> WHAT IS REQUIRED
Wherever a line holds the word "reports", copy that line out.

***** GIVEN DATA

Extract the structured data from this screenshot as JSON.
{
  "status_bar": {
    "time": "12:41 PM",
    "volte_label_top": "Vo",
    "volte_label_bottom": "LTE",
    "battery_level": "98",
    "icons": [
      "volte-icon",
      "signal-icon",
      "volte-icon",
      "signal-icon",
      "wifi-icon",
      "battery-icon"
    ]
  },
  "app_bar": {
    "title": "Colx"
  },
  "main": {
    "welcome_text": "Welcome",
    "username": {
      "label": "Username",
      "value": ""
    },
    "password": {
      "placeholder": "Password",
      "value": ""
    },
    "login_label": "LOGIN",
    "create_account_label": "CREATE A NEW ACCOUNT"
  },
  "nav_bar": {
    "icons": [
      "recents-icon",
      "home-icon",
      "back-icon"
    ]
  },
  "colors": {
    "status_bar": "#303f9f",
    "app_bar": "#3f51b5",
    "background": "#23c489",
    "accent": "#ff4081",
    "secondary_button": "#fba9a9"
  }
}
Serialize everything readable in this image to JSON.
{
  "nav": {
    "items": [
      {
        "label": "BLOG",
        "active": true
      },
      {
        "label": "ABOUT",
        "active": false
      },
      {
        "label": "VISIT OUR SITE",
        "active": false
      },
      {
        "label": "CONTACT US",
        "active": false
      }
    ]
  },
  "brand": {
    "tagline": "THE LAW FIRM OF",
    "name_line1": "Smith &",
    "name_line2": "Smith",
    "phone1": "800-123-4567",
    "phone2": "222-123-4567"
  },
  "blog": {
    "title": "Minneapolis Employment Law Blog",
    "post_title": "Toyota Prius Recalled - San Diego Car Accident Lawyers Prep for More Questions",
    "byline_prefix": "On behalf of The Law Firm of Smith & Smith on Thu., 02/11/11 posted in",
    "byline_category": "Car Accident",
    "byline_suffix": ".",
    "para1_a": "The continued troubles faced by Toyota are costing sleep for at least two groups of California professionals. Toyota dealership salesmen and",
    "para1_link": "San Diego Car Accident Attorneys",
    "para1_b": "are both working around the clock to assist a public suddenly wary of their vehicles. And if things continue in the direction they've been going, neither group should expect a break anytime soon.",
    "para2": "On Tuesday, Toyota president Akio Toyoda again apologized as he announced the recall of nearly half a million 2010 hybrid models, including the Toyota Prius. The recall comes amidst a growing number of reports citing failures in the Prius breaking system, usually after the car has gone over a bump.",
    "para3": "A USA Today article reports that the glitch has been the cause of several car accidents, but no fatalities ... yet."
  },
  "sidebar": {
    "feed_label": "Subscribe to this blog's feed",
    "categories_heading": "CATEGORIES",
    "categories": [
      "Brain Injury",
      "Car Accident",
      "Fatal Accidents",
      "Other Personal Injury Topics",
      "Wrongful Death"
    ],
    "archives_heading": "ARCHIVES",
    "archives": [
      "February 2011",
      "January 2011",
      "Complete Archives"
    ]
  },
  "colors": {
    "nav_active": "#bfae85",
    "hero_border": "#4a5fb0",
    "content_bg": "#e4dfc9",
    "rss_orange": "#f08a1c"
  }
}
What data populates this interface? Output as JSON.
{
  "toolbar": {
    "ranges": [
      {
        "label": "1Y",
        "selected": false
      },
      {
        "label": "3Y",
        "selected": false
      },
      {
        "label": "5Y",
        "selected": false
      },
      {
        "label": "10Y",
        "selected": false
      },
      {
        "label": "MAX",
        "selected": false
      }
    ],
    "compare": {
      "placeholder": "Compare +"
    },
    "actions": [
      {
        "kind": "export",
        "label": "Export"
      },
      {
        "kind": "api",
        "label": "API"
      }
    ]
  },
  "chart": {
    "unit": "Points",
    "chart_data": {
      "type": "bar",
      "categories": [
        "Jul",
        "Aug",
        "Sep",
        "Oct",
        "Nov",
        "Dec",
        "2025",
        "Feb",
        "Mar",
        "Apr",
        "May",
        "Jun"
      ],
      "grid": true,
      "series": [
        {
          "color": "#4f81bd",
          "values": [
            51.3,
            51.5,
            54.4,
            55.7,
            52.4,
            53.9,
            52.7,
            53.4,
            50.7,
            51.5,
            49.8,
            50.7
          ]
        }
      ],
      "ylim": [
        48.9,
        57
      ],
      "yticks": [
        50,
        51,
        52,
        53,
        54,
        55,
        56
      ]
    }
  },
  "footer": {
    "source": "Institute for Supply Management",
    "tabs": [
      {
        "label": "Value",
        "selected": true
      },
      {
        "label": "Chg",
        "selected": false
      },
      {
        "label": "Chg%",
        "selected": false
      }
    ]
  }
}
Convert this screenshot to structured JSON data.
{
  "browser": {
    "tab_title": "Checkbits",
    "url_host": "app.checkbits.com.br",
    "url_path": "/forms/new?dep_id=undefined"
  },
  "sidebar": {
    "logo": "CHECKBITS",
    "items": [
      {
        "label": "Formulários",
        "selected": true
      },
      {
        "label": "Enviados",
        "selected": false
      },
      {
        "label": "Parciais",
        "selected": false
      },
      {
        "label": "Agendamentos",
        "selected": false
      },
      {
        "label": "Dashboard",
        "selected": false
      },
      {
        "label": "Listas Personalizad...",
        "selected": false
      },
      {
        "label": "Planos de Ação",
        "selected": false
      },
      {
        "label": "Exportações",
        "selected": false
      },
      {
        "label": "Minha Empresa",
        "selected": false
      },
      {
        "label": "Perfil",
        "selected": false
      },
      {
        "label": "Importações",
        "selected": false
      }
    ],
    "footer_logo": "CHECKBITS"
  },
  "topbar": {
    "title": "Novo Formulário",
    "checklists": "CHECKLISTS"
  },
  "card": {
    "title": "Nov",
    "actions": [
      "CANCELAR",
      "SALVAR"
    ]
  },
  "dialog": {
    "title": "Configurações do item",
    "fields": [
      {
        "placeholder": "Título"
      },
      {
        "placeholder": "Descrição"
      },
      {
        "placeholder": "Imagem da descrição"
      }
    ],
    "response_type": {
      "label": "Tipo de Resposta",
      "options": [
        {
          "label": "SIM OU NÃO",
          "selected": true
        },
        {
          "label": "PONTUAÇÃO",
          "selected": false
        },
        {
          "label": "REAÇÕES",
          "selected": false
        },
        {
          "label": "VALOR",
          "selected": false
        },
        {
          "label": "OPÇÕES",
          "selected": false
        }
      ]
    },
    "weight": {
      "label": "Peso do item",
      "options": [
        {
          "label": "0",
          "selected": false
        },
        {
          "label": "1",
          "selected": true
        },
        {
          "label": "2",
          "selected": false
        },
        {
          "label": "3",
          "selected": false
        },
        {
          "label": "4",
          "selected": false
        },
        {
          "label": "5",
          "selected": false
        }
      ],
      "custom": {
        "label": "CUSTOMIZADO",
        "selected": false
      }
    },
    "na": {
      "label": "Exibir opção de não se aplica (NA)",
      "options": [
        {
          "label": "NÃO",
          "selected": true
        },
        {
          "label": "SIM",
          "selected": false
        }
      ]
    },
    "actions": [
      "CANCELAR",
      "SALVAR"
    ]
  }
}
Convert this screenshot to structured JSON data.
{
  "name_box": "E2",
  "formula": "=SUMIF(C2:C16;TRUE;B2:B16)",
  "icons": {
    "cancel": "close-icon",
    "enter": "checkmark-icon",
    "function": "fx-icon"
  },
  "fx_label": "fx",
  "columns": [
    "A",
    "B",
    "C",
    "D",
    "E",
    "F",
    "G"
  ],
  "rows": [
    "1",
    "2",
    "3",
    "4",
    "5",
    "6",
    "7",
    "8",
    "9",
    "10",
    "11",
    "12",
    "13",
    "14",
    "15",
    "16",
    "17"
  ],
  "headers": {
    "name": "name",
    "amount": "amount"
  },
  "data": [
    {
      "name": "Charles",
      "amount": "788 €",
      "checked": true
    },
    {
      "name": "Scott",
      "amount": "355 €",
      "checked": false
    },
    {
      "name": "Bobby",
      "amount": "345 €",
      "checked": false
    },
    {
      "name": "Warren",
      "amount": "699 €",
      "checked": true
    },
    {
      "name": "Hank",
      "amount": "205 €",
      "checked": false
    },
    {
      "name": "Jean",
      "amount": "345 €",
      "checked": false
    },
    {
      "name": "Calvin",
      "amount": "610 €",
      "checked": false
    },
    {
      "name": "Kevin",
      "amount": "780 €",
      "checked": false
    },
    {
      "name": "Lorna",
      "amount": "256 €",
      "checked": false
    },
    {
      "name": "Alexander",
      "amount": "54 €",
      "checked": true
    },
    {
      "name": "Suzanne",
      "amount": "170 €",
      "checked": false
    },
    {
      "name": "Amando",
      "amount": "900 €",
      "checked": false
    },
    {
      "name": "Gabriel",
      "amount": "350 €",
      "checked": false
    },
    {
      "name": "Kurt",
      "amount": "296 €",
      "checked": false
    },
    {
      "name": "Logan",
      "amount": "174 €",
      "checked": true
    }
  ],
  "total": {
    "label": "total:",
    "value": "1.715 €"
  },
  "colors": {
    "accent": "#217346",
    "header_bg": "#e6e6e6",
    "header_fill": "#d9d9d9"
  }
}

**********

> RESPONSE TO THE EXERCISE
    "para2": "On Tuesday, Toyota president Akio Toyoda again apologized as he announced the recall of nearly half a million 2010 hybrid models, including the Toyota Prius. The recall comes amidst a growing number of reports citing failures in the Prius breaking system, usually after the car has gone over a bump.",
    "para3": "A USA Today article reports that the glitch has been the cause of several car accidents, but no fatalities ... yet."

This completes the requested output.